_OBJECTIVE_
Repeat every record below exactly, omitting any pictures.

(begin)

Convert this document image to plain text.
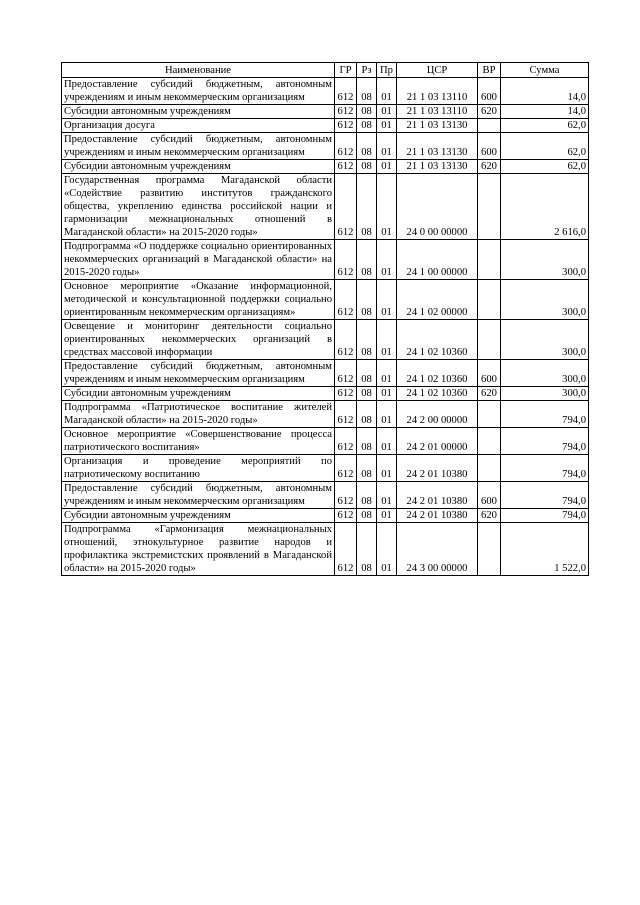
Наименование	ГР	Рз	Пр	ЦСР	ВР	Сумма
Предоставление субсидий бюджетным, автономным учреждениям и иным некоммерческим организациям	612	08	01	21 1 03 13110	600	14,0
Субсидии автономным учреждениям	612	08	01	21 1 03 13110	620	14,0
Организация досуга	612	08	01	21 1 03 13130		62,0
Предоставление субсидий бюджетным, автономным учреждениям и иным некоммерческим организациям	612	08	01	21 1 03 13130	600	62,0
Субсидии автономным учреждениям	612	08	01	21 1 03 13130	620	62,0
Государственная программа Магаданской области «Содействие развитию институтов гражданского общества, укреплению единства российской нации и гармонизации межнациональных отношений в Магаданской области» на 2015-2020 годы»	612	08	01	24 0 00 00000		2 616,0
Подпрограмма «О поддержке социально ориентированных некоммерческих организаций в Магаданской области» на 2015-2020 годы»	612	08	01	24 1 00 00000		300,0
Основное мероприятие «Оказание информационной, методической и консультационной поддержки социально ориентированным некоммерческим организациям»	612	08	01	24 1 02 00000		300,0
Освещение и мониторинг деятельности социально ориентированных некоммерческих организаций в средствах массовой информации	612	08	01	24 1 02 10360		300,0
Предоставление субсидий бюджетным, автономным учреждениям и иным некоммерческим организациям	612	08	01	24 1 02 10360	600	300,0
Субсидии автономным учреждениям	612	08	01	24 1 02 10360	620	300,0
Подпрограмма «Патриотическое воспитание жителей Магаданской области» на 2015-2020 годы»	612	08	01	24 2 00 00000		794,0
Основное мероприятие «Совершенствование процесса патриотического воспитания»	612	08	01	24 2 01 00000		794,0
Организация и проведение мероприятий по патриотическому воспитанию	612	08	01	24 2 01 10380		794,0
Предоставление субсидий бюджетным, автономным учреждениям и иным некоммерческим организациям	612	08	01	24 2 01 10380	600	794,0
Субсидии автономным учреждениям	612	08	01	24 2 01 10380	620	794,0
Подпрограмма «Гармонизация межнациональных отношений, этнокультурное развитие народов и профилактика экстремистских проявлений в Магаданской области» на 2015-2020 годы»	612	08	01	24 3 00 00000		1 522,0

(end)

_RESPONSE TO THIS EXERCISE_
Convert this document image to plain text.
Наименование	ГР	Рз	Пр	ЦСР	ВР	Сумма
Предоставление субсидий бюджетным, автономным учреждениям и иным некоммерческим организациям	612	08	01	21 1 03 13110	600	14,0
Субсидии автономным учреждениям	612	08	01	21 1 03 13110	620	14,0
Организация досуга	612	08	01	21 1 03 13130		62,0
Предоставление субсидий бюджетным, автономным учреждениям и иным некоммерческим организациям	612	08	01	21 1 03 13130	600	62,0
Субсидии автономным учреждениям	612	08	01	21 1 03 13130	620	62,0
Государственная программа Магаданской области «Содействие развитию институтов гражданского общества, укреплению единства российской нации и гармонизации межнациональных отношений в Магаданской области» на 2015-2020 годы»	612	08	01	24 0 00 00000		2 616,0
Подпрограмма «О поддержке социально ориентированных некоммерческих организаций в Магаданской области» на 2015-2020 годы»	612	08	01	24 1 00 00000		300,0
Основное мероприятие «Оказание информационной, методической и консультационной поддержки социально ориентированным некоммерческим организациям»	612	08	01	24 1 02 00000		300,0
Освещение и мониторинг деятельности социально ориентированных некоммерческих организаций в средствах массовой информации	612	08	01	24 1 02 10360		300,0
Предоставление субсидий бюджетным, автономным учреждениям и иным некоммерческим организациям	612	08	01	24 1 02 10360	600	300,0
Субсидии автономным учреждениям	612	08	01	24 1 02 10360	620	300,0
Подпрограмма «Патриотическое воспитание жителей Магаданской области» на 2015-2020 годы»	612	08	01	24 2 00 00000		794,0
Основное мероприятие «Совершенствование процесса патриотического воспитания»	612	08	01	24 2 01 00000		794,0
Организация и проведение мероприятий по патриотическому воспитанию	612	08	01	24 2 01 10380		794,0
Предоставление субсидий бюджетным, автономным учреждениям и иным некоммерческим организациям	612	08	01	24 2 01 10380	600	794,0
Субсидии автономным учреждениям	612	08	01	24 2 01 10380	620	794,0
Подпрограмма «Гармонизация межнациональных отношений, этнокультурное развитие народов и профилактика экстремистских проявлений в Магаданской области» на 2015-2020 годы»	612	08	01	24 3 00 00000		1 522,0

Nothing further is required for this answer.